> _TASK BRIEF_
Exactly as written, please set down all of the entries again, with no pictures.
┄┄┄┄┄┄
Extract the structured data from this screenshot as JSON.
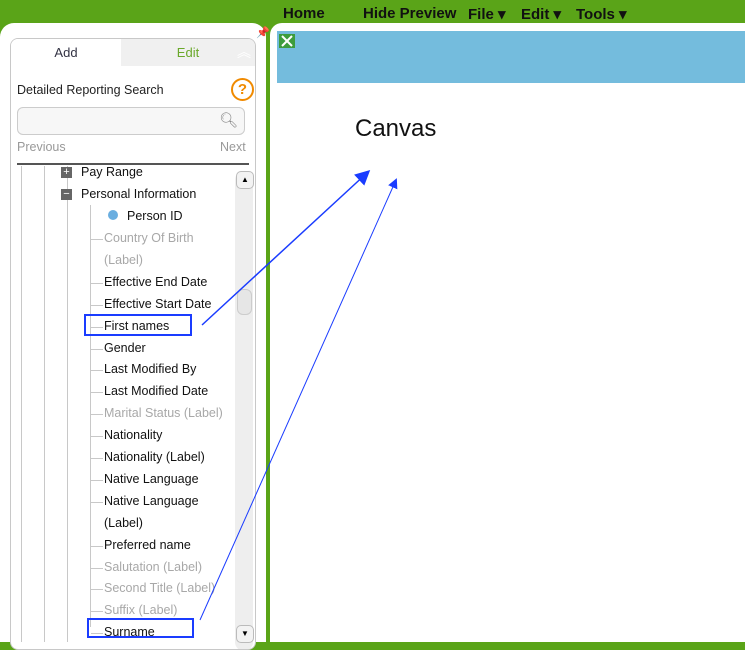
{
  "menu": {
    "items": [
      "Home",
      "Hide Preview",
      "File ▾",
      "Edit ▾",
      "Tools ▾"
    ]
  },
  "canvas": {
    "label": "Canvas"
  },
  "panel": {
    "tabs": {
      "add": "Add",
      "edit": "Edit"
    },
    "search_title": "Detailed Reporting Search",
    "search_placeholder": "",
    "previous": "Previous",
    "next": "Next",
    "tree": {
      "pay_range": "Pay Range",
      "personal_information": "Personal Information",
      "person_id": "Person ID",
      "items": [
        {
          "label": "Country Of Birth",
          "grey": true
        },
        {
          "label": "(Label)",
          "grey": true,
          "cont": true
        },
        {
          "label": "Effective End Date"
        },
        {
          "label": "Effective Start Date"
        },
        {
          "label": "First names",
          "highlight": true
        },
        {
          "label": "Gender"
        },
        {
          "label": "Last Modified By"
        },
        {
          "label": "Last Modified Date"
        },
        {
          "label": "Marital Status (Label)",
          "grey": true
        },
        {
          "label": "Nationality"
        },
        {
          "label": "Nationality (Label)"
        },
        {
          "label": "Native Language"
        },
        {
          "label": "Native Language"
        },
        {
          "label": "(Label)",
          "cont": true
        },
        {
          "label": "Preferred name"
        },
        {
          "label": "Salutation (Label)",
          "grey": true
        },
        {
          "label": "Second Title (Label)",
          "grey": true
        },
        {
          "label": "Suffix (Label)",
          "grey": true
        },
        {
          "label": "Surname",
          "highlight": true
        }
      ]
    }
  },
  "colors": {
    "green": "#5aa418",
    "preview": "#74bcdd",
    "annotation": "#1a3cff",
    "help": "#f08a00"
  }
}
┄┄┄┄┄┄
> _SOLVED EXERCISE_
Extract the structured data from this screenshot as JSON.
{
  "menu": {
    "items": [
      "Home",
      "Hide Preview",
      "File ▾",
      "Edit ▾",
      "Tools ▾"
    ]
  },
  "canvas": {
    "label": "Canvas"
  },
  "panel": {
    "tabs": {
      "add": "Add",
      "edit": "Edit"
    },
    "search_title": "Detailed Reporting Search",
    "search_placeholder": "",
    "previous": "Previous",
    "next": "Next",
    "tree": {
      "pay_range": "Pay Range",
      "personal_information": "Personal Information",
      "person_id": "Person ID",
      "items": [
        {
          "label": "Country Of Birth",
          "grey": true
        },
        {
          "label": "(Label)",
          "grey": true,
          "cont": true
        },
        {
          "label": "Effective End Date"
        },
        {
          "label": "Effective Start Date"
        },
        {
          "label": "First names",
          "highlight": true
        },
        {
          "label": "Gender"
        },
        {
          "label": "Last Modified By"
        },
        {
          "label": "Last Modified Date"
        },
        {
          "label": "Marital Status (Label)",
          "grey": true
        },
        {
          "label": "Nationality"
        },
        {
          "label": "Nationality (Label)"
        },
        {
          "label": "Native Language"
        },
        {
          "label": "Native Language"
        },
        {
          "label": "(Label)",
          "cont": true
        },
        {
          "label": "Preferred name"
        },
        {
          "label": "Salutation (Label)",
          "grey": true
        },
        {
          "label": "Second Title (Label)",
          "grey": true
        },
        {
          "label": "Suffix (Label)",
          "grey": true
        },
        {
          "label": "Surname",
          "highlight": true
        }
      ]
    }
  },
  "colors": {
    "green": "#5aa418",
    "preview": "#74bcdd",
    "annotation": "#1a3cff",
    "help": "#f08a00"
  }
}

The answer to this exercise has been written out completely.